EXERCISE OBJECTIVE: Please repeat, word for word, the stretch of the FUSE article below from "FUSE Starts Working" through "File-Systems in User-Space.".

TEXT EXCERPT:
##########

FUSE Starts Working On Scalability Improvements With Linux 4.2
Written by Michael Larabel in Linux Kernel on 2 July 2015 at 08:05 AM EDT. 2 Comments
LINUX KERNEL --
Yet another exciting change coming with Linux 4.2 is the start of scalability improvements for FUSE, the implementation allowing for File-Systems in User-Space.

The performance of FUSE has been criticized in the past with being slower than native, in-kernel file-systems. Linus Torvalds also remarked that FUSE is for toys and misguided people. Yet there are many FUSE file-systems out there from SSHFS to WebDrive to Boxfs to a ZFS implementation and dozens of other file-systems. FUSE has also been ported to Linux to many other operating systems / kernels from OS X to MINIX3 to FreeBSD.

##########

EXTRACTED ENTRIES:
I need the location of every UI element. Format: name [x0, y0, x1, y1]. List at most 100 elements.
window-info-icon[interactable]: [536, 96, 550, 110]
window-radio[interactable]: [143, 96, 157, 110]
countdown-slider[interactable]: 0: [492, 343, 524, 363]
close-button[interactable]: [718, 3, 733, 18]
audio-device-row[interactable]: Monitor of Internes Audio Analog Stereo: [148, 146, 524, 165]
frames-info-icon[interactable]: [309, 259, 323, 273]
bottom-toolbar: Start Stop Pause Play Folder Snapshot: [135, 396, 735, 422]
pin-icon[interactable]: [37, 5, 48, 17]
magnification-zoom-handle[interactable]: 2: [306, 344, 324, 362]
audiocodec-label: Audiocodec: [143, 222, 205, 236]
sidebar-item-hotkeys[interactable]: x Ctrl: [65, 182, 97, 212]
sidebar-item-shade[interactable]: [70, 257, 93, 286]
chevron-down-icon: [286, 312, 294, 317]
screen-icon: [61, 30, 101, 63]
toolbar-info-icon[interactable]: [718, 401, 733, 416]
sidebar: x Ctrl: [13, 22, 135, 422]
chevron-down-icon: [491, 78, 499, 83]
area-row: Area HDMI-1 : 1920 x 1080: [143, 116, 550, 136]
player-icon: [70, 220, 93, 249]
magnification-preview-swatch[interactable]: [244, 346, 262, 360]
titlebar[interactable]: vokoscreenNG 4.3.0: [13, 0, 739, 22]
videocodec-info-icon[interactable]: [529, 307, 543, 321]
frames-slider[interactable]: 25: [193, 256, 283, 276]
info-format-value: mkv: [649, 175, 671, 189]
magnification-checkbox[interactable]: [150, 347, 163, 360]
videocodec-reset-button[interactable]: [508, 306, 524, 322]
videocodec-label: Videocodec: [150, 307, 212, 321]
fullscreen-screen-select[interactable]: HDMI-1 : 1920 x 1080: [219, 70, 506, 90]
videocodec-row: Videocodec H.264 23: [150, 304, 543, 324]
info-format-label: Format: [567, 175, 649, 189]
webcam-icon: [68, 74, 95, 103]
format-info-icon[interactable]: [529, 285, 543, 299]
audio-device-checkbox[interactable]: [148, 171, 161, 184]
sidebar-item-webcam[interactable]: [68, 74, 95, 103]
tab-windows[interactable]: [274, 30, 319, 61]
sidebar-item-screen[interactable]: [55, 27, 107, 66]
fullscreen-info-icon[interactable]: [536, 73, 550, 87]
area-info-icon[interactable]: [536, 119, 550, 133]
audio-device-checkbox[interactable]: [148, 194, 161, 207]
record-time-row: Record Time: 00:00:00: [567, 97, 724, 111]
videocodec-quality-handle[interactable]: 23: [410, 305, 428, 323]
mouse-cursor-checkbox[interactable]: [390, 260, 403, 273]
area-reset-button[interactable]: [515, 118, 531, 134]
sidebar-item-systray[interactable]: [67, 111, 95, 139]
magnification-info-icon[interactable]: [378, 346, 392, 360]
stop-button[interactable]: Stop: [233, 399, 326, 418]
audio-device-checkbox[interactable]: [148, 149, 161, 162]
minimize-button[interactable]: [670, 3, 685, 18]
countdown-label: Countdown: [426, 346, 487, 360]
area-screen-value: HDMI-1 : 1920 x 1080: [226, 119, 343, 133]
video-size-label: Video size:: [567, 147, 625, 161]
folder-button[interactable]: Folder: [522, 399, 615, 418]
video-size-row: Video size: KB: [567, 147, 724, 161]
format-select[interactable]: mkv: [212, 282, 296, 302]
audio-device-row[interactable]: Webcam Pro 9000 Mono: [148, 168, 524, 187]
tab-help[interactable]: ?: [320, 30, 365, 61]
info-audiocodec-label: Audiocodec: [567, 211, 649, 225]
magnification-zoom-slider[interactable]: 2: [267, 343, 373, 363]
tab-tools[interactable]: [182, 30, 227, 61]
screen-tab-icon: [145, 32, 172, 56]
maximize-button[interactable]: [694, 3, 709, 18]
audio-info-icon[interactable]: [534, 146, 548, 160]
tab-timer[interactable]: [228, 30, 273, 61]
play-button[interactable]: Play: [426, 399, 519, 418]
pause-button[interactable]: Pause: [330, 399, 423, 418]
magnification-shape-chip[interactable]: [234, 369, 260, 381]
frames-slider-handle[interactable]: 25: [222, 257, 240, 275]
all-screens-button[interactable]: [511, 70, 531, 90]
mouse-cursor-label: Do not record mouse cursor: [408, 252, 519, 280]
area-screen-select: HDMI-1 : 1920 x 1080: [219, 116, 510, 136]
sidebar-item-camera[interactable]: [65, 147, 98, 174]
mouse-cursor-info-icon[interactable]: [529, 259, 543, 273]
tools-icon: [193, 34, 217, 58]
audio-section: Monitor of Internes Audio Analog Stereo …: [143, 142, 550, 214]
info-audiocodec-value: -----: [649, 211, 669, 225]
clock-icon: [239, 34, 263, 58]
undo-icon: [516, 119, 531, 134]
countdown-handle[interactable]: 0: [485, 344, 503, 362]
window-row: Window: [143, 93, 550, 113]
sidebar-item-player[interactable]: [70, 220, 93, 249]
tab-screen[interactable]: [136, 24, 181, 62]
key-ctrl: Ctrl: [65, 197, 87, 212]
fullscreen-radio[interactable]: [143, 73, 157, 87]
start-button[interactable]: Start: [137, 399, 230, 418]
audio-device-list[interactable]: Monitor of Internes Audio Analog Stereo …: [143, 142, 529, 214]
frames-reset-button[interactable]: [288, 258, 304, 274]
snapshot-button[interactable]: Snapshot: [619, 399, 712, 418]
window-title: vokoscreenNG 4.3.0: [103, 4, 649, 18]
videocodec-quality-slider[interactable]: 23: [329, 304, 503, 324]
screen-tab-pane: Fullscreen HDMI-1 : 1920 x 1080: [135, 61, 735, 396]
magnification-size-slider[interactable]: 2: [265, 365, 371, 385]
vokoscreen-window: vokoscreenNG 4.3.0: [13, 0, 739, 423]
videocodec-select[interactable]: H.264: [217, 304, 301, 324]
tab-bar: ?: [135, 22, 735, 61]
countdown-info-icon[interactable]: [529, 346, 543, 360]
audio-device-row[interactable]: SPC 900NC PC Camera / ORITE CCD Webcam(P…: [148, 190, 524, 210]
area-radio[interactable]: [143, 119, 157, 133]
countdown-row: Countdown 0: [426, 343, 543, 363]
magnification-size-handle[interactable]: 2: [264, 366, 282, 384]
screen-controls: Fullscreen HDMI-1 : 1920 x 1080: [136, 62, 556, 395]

##########

TASK ANSWER:
FUSE Starts Working On Scalability Improvements With Linux 4.2
Written by Michael Larabel in Linux Kernel on 2 July 2015 at 08:05 AM EDT. 2 Comments
LINUX KERNEL --
Yet another exciting change coming with Linux 4.2 is the start of scalability improvements for FUSE, the implementation allowing for File-Systems in User-Space.